** BEGIN **

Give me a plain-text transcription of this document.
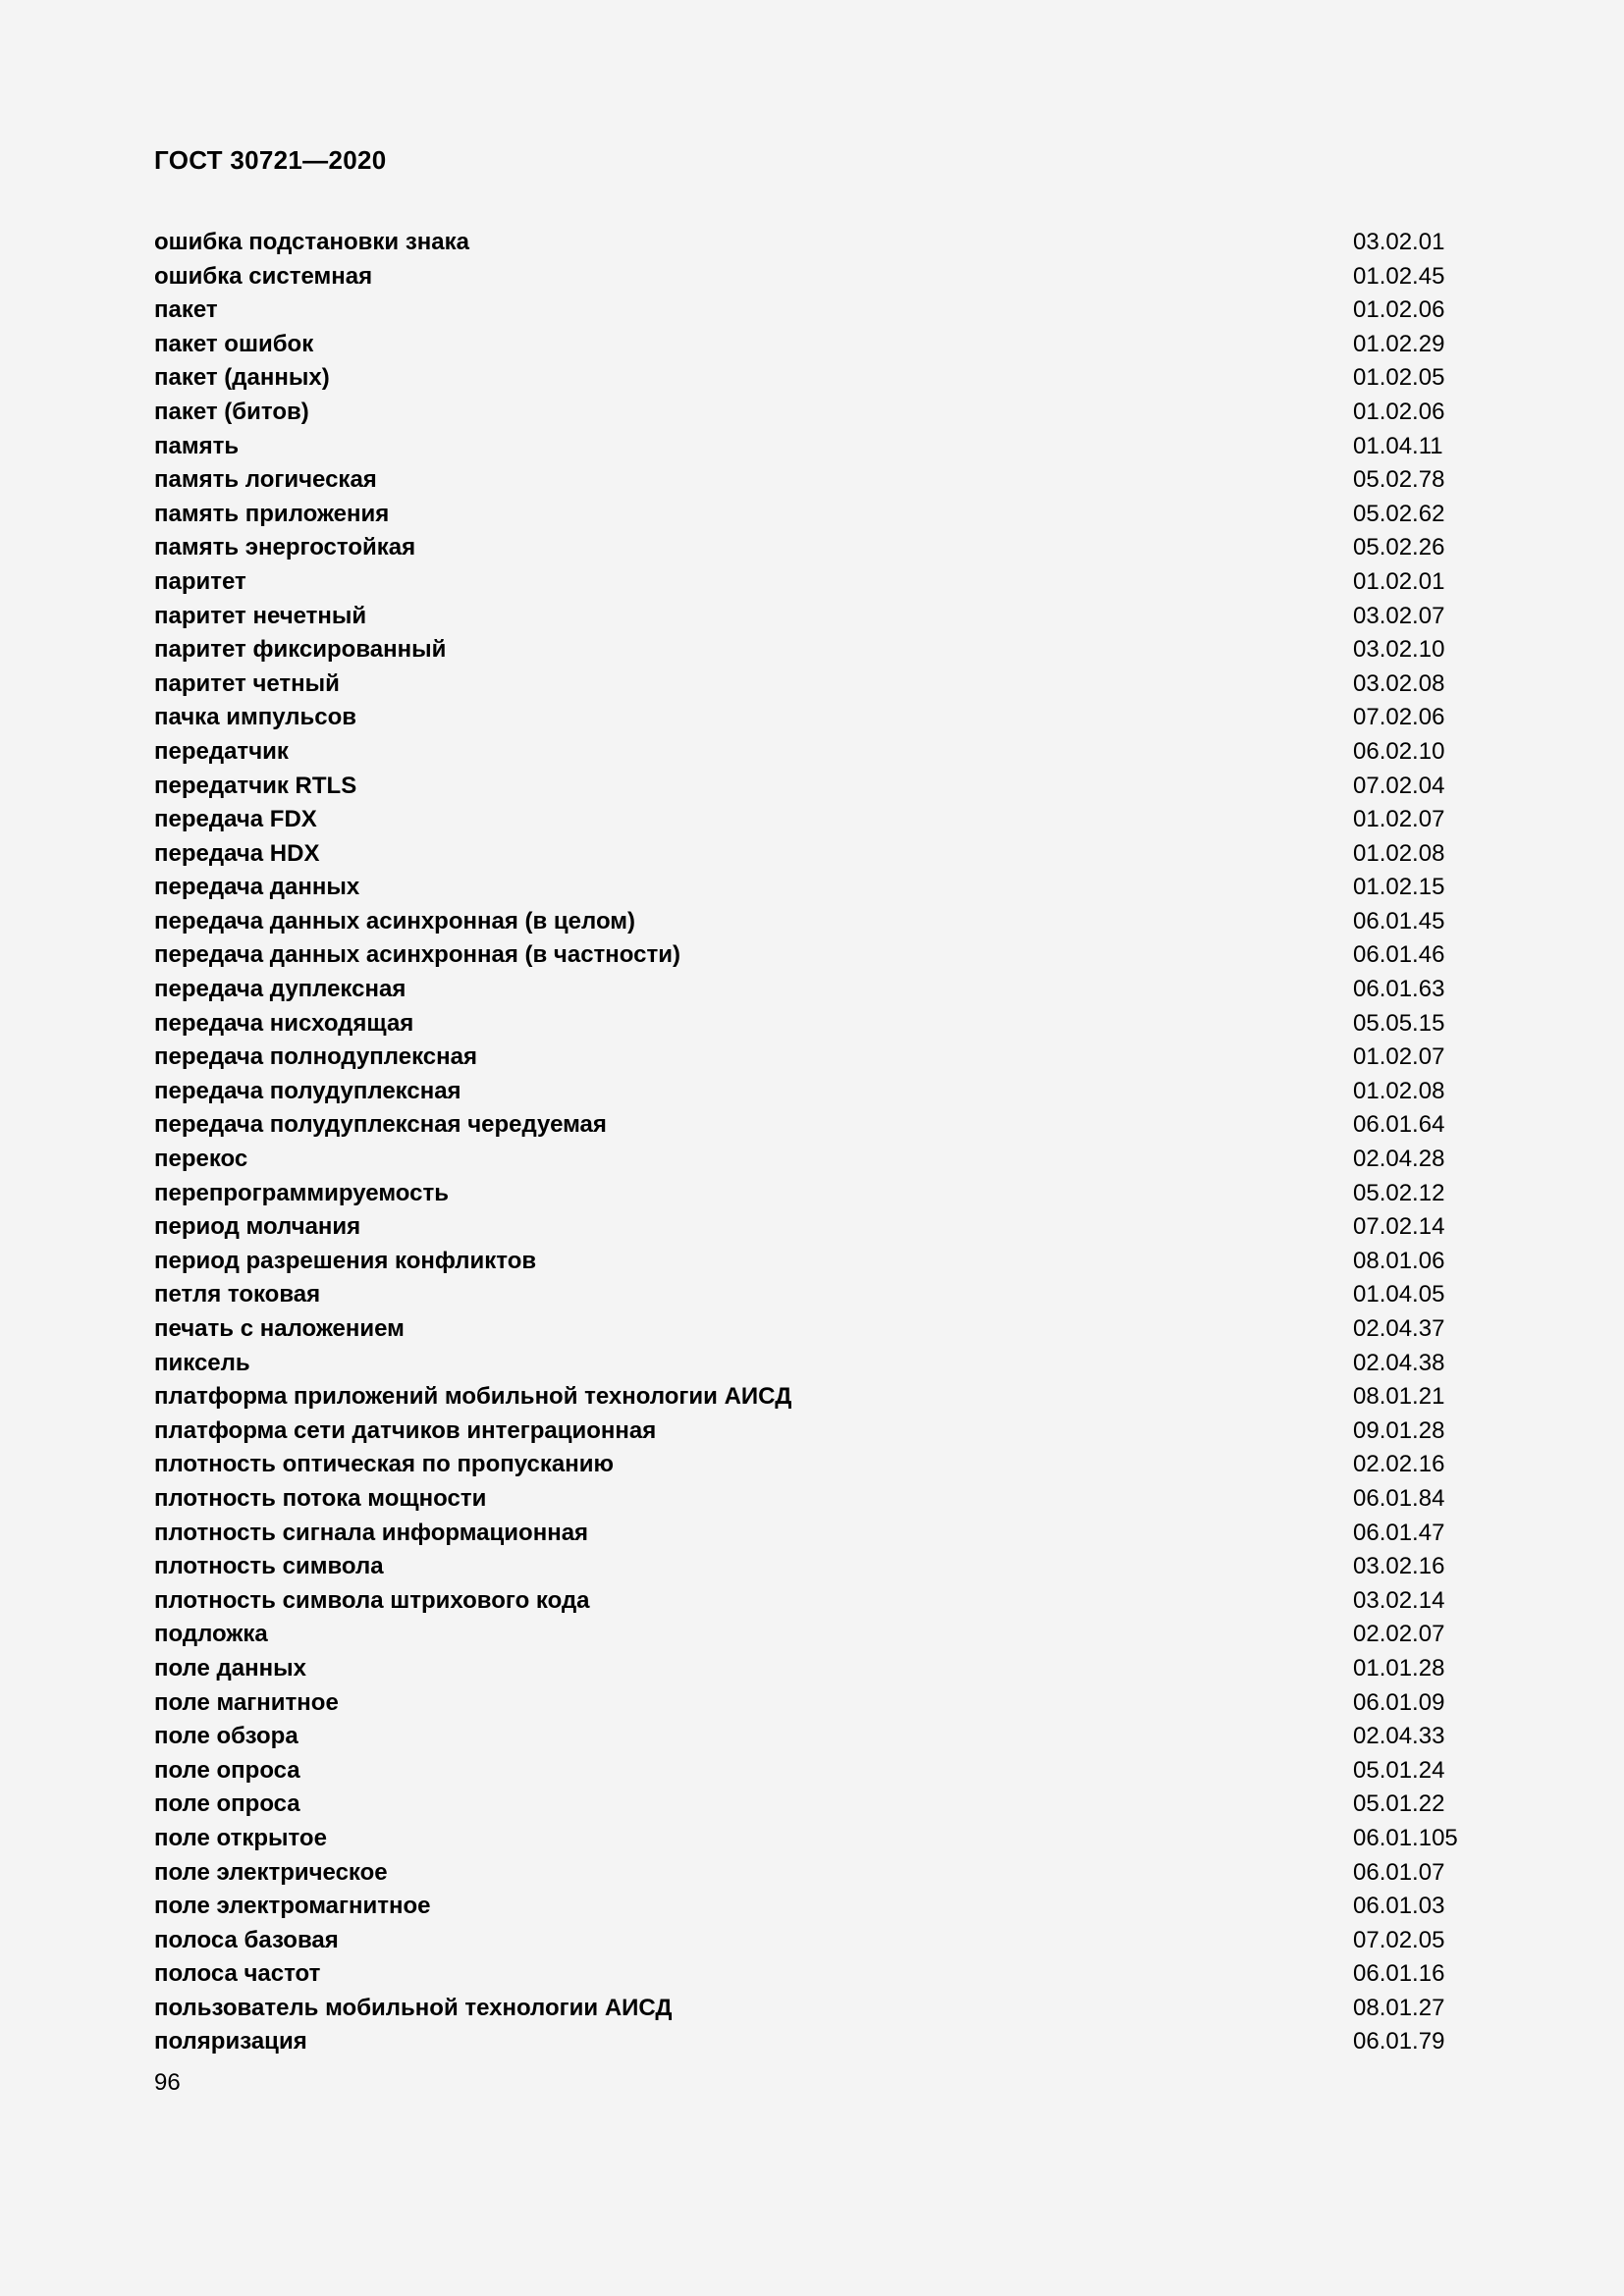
ГОСТ 30721—2020
ошибка подстановки знака	03.02.01
ошибка системная	01.02.45
пакет	01.02.06
пакет ошибок	01.02.29
пакет (данных)	01.02.05
пакет (битов)	01.02.06
память	01.04.11
память логическая	05.02.78
память приложения	05.02.62
память энергостойкая	05.02.26
паритет	01.02.01
паритет нечетный	03.02.07
паритет фиксированный	03.02.10
паритет четный	03.02.08
пачка импульсов	07.02.06
передатчик	06.02.10
передатчик RTLS	07.02.04
передача FDX	01.02.07
передача HDX	01.02.08
передача данных	01.02.15
передача данных асинхронная (в целом)	06.01.45
передача данных асинхронная (в частности)	06.01.46
передача дуплексная	06.01.63
передача нисходящая	05.05.15
передача полнодуплексная	01.02.07
передача полудуплексная	01.02.08
передача полудуплексная чередуемая	06.01.64
перекос	02.04.28
перепрограммируемость	05.02.12
период молчания	07.02.14
период разрешения конфликтов	08.01.06
петля токовая	01.04.05
печать с наложением	02.04.37
пиксель	02.04.38
платформа приложений мобильной технологии АИСД	08.01.21
платформа сети датчиков интеграционная	09.01.28
плотность оптическая по пропусканию	02.02.16
плотность потока мощности	06.01.84
плотность сигнала информационная	06.01.47
плотность символа	03.02.16
плотность символа штрихового кода	03.02.14
подложка	02.02.07
поле данных	01.01.28
поле магнитное	06.01.09
поле обзора	02.04.33
поле опроса	05.01.24
поле опроса	05.01.22
поле открытое	06.01.105
поле электрическое	06.01.07
поле электромагнитное	06.01.03
полоса базовая	07.02.05
полоса частот	06.01.16
пользователь мобильной технологии АИСД	08.01.27
поляризация	06.01.79
96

** END **

→ What is required: Quote every line word for word and keep the images out of the copy.

→ Expected answer:
Give me a plain-text transcription of this document.
ГОСТ 30721—2020
ошибка подстановки знака	03.02.01
ошибка системная	01.02.45
пакет	01.02.06
пакет ошибок	01.02.29
пакет (данных)	01.02.05
пакет (битов)	01.02.06
память	01.04.11
память логическая	05.02.78
память приложения	05.02.62
память энергостойкая	05.02.26
паритет	01.02.01
паритет нечетный	03.02.07
паритет фиксированный	03.02.10
паритет четный	03.02.08
пачка импульсов	07.02.06
передатчик	06.02.10
передатчик RTLS	07.02.04
передача FDX	01.02.07
передача HDX	01.02.08
передача данных	01.02.15
передача данных асинхронная (в целом)	06.01.45
передача данных асинхронная (в частности)	06.01.46
передача дуплексная	06.01.63
передача нисходящая	05.05.15
передача полнодуплексная	01.02.07
передача полудуплексная	01.02.08
передача полудуплексная чередуемая	06.01.64
перекос	02.04.28
перепрограммируемость	05.02.12
период молчания	07.02.14
период разрешения конфликтов	08.01.06
петля токовая	01.04.05
печать с наложением	02.04.37
пиксель	02.04.38
платформа приложений мобильной технологии АИСД	08.01.21
платформа сети датчиков интеграционная	09.01.28
плотность оптическая по пропусканию	02.02.16
плотность потока мощности	06.01.84
плотность сигнала информационная	06.01.47
плотность символа	03.02.16
плотность символа штрихового кода	03.02.14
подложка	02.02.07
поле данных	01.01.28
поле магнитное	06.01.09
поле обзора	02.04.33
поле опроса	05.01.24
поле опроса	05.01.22
поле открытое	06.01.105
поле электрическое	06.01.07
поле электромагнитное	06.01.03
полоса базовая	07.02.05
полоса частот	06.01.16
пользователь мобильной технологии АИСД	08.01.27
поляризация	06.01.79
96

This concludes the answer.